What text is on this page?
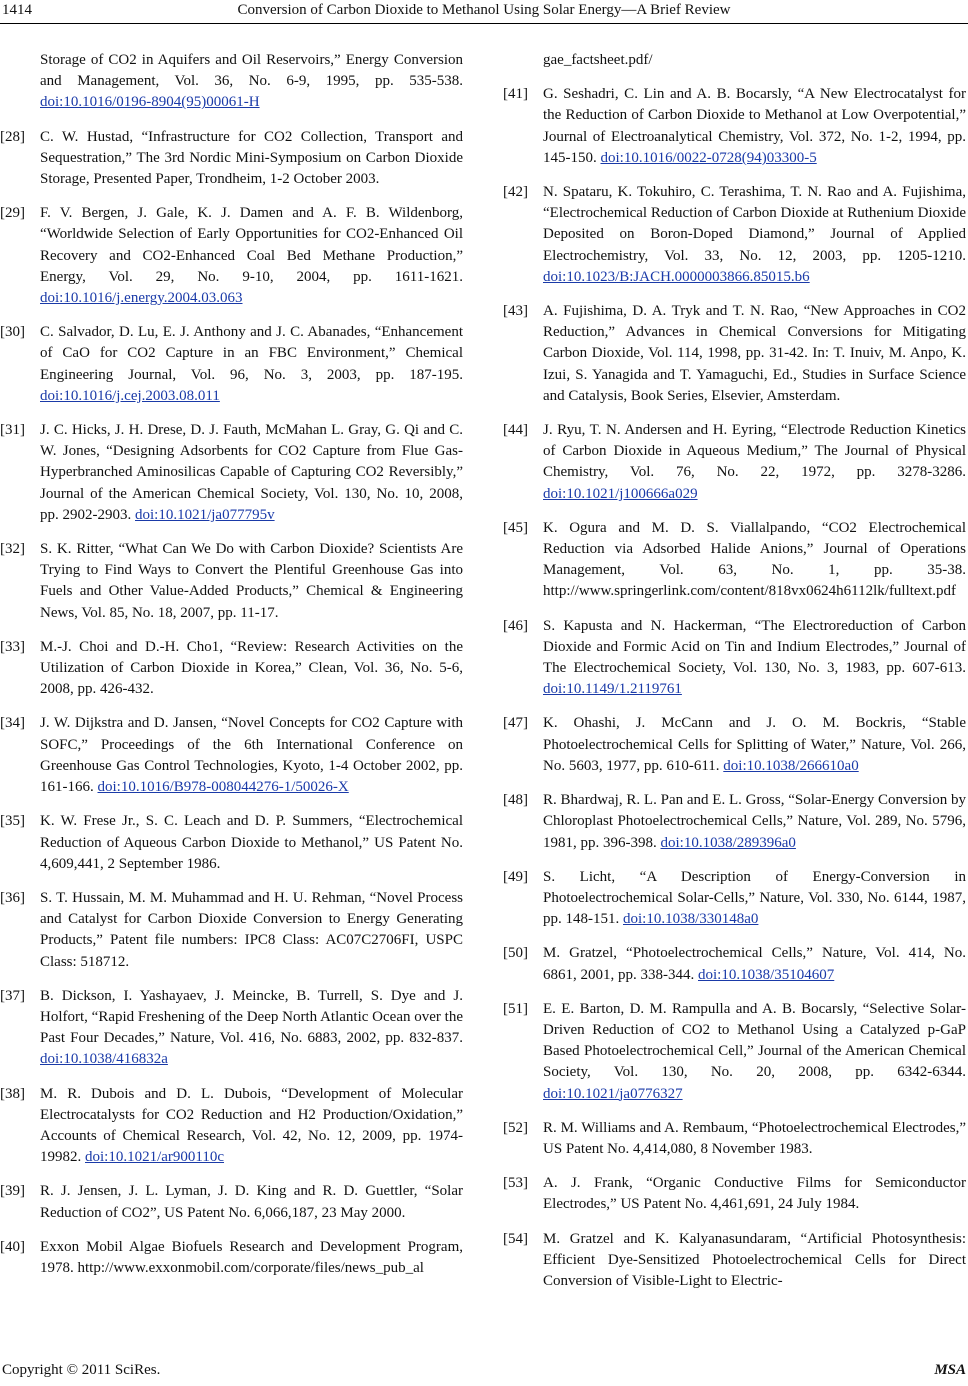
1414	Conversion of Carbon Dioxide to Methanol Using Solar Energy—A Brief Review
Storage of CO2 in Aquifers and Oil Reservoirs,” Energy Conversion and Management, Vol. 36, No. 6-9, 1995, pp. 535-538. doi:10.1016/0196-8904(95)00061-H
[28] C. W. Hustad, “Infrastructure for CO2 Collection, Transport and Sequestration,” The 3rd Nordic Mini-Symposium on Carbon Dioxide Storage, Presented Paper, Trondheim, 1-2 October 2003.
[29] F. V. Bergen, J. Gale, K. J. Damen and A. F. B. Wildenborg, “Worldwide Selection of Early Opportunities for CO2-Enhanced Oil Recovery and CO2-Enhanced Coal Bed Methane Production,” Energy, Vol. 29, No. 9-10, 2004, pp. 1611-1621. doi:10.1016/j.energy.2004.03.063
[30] C. Salvador, D. Lu, E. J. Anthony and J. C. Abanades, “Enhancement of CaO for CO2 Capture in an FBC Environment,” Chemical Engineering Journal, Vol. 96, No. 3, 2003, pp. 187-195. doi:10.1016/j.cej.2003.08.011
[31] J. C. Hicks, J. H. Drese, D. J. Fauth, McMahan L. Gray, G. Qi and C. W. Jones, “Designing Adsorbents for CO2 Capture from Flue Gas-Hyperbranched Aminosilicas Capable of Capturing CO2 Reversibly,” Journal of the American Chemical Society, Vol. 130, No. 10, 2008, pp. 2902-2903. doi:10.1021/ja077795v
[32] S. K. Ritter, “What Can We Do with Carbon Dioxide? Scientists Are Trying to Find Ways to Convert the Plentiful Greenhouse Gas into Fuels and Other Value-Added Products,” Chemical & Engineering News, Vol. 85, No. 18, 2007, pp. 11-17.
[33] M.-J. Choi and D.-H. Cho1, “Review: Research Activities on the Utilization of Carbon Dioxide in Korea,” Clean, Vol. 36, No. 5-6, 2008, pp. 426-432.
[34] J. W. Dijkstra and D. Jansen, “Novel Concepts for CO2 Capture with SOFC,” Proceedings of the 6th International Conference on Greenhouse Gas Control Technologies, Kyoto, 1-4 October 2002, pp. 161-166. doi:10.1016/B978-008044276-1/50026-X
[35] K. W. Frese Jr., S. C. Leach and D. P. Summers, “Electrochemical Reduction of Aqueous Carbon Dioxide to Methanol,” US Patent No. 4,609,441, 2 September 1986.
[36] S. T. Hussain, M. M. Muhammad and H. U. Rehman, “Novel Process and Catalyst for Carbon Dioxide Conversion to Energy Generating Products,” Patent file numbers: IPC8 Class: AC07C2706FI, USPC Class: 518712.
[37] B. Dickson, I. Yashayaev, J. Meincke, B. Turrell, S. Dye and J. Holfort, “Rapid Freshening of the Deep North Atlantic Ocean over the Past Four Decades,” Nature, Vol. 416, No. 6883, 2002, pp. 832-837. doi:10.1038/416832a
[38] M. R. Dubois and D. L. Dubois, “Development of Molecular Electrocatalysts for CO2 Reduction and H2 Production/Oxidation,” Accounts of Chemical Research, Vol. 42, No. 12, 2009, pp. 1974-19982. doi:10.1021/ar900110c
[39] R. J. Jensen, J. L. Lyman, J. D. King and R. D. Guettler, “Solar Reduction of CO2”, US Patent No. 6,066,187, 23 May 2000.
[40] Exxon Mobil Algae Biofuels Research and Development Program, 1978. http://www.exxonmobil.com/corporate/files/news_pub_al
gae_factsheet.pdf/
[41] G. Seshadri, C. Lin and A. B. Bocarsly, “A New Electrocatalyst for the Reduction of Carbon Dioxide to Methanol at Low Overpotential,” Journal of Electroanalytical Chemistry, Vol. 372, No. 1-2, 1994, pp. 145-150. doi:10.1016/0022-0728(94)03300-5
[42] N. Spataru, K. Tokuhiro, C. Terashima, T. N. Rao and A. Fujishima, “Electrochemical Reduction of Carbon Dioxide at Ruthenium Dioxide Deposited on Boron-Doped Diamond,” Journal of Applied Electrochemistry, Vol. 33, No. 12, 2003, pp. 1205-1210. doi:10.1023/B:JACH.0000003866.85015.b6
[43] A. Fujishima, D. A. Tryk and T. N. Rao, “New Approaches in CO2 Reduction,” Advances in Chemical Conversions for Mitigating Carbon Dioxide, Vol. 114, 1998, pp. 31-42. In: T. Inuiv, M. Anpo, K. Izui, S. Yanagida and T. Yamaguchi, Ed., Studies in Surface Science and Catalysis, Book Series, Elsevier, Amsterdam.
[44] J. Ryu, T. N. Andersen and H. Eyring, “Electrode Reduction Kinetics of Carbon Dioxide in Aqueous Medium,” The Journal of Physical Chemistry, Vol. 76, No. 22, 1972, pp. 3278-3286. doi:10.1021/j100666a029
[45] K. Ogura and M. D. S. Viallalpando, “CO2 Electrochemical Reduction via Adsorbed Halide Anions,” Journal of Operations Management, Vol. 63, No. 1, pp. 35-38. http://www.springerlink.com/content/818vx0624h6112lk/fulltext.pdf
[46] S. Kapusta and N. Hackerman, “The Electroreduction of Carbon Dioxide and Formic Acid on Tin and Indium Electrodes,” Journal of The Electrochemical Society, Vol. 130, No. 3, 1983, pp. 607-613. doi:10.1149/1.2119761
[47] K. Ohashi, J. McCann and J. O. M. Bockris, “Stable Photoelectrochemical Cells for Splitting of Water,” Nature, Vol. 266, No. 5603, 1977, pp. 610-611. doi:10.1038/266610a0
[48] R. Bhardwaj, R. L. Pan and E. L. Gross, “Solar-Energy Conversion by Chloroplast Photoelectrochemical Cells,” Nature, Vol. 289, No. 5796, 1981, pp. 396-398. doi:10.1038/289396a0
[49] S. Licht, “A Description of Energy-Conversion in Photoelectrochemical Solar-Cells,” Nature, Vol. 330, No. 6144, 1987, pp. 148-151. doi:10.1038/330148a0
[50] M. Gratzel, “Photoelectrochemical Cells,” Nature, Vol. 414, No. 6861, 2001, pp. 338-344. doi:10.1038/35104607
[51] E. E. Barton, D. M. Rampulla and A. B. Bocarsly, “Selective Solar-Driven Reduction of CO2 to Methanol Using a Catalyzed p-GaP Based Photoelectrochemical Cell,” Journal of the American Chemical Society, Vol. 130, No. 20, 2008, pp. 6342-6344. doi:10.1021/ja0776327
[52] R. M. Williams and A. Rembaum, “Photoelectrochemical Electrodes,” US Patent No. 4,414,080, 8 November 1983.
[53] A. J. Frank, “Organic Conductive Films for Semiconductor Electrodes,” US Patent No. 4,461,691, 24 July 1984.
[54] M. Gratzel and K. Kalyanasundaram, “Artificial Photosynthesis: Efficient Dye-Sensitized Photoelectrochemical Cells for Direct Conversion of Visible-Light to Electric-
Copyright © 2011 SciRes.	MSA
◇ ◇ ◇
[Exercise]
Check each line of the listing above for the string "Methanol" and return those that contain it.

[The completed task]
1414	Conversion of Carbon Dioxide to Methanol Using Solar Energy—A Brief Review
[35] K. W. Frese Jr., S. C. Leach and D. P. Summers, “Electrochemical Reduction of Aqueous Carbon Dioxide to Methanol,” US Patent No. 4,609,441, 2 September 1986.
[41] G. Seshadri, C. Lin and A. B. Bocarsly, “A New Electrocatalyst for the Reduction of Carbon Dioxide to Methanol at Low Overpotential,” Journal of Electroanalytical Chemistry, Vol. 372, No. 1-2, 1994, pp. 145-150. doi:10.1016/0022-0728(94)03300-5
[51] E. E. Barton, D. M. Rampulla and A. B. Bocarsly, “Selective Solar-Driven Reduction of CO2 to Methanol Using a Catalyzed p-GaP Based Photoelectrochemical Cell,” Journal of the American Chemical Society, Vol. 130, No. 20, 2008, pp. 6342-6344. doi:10.1021/ja0776327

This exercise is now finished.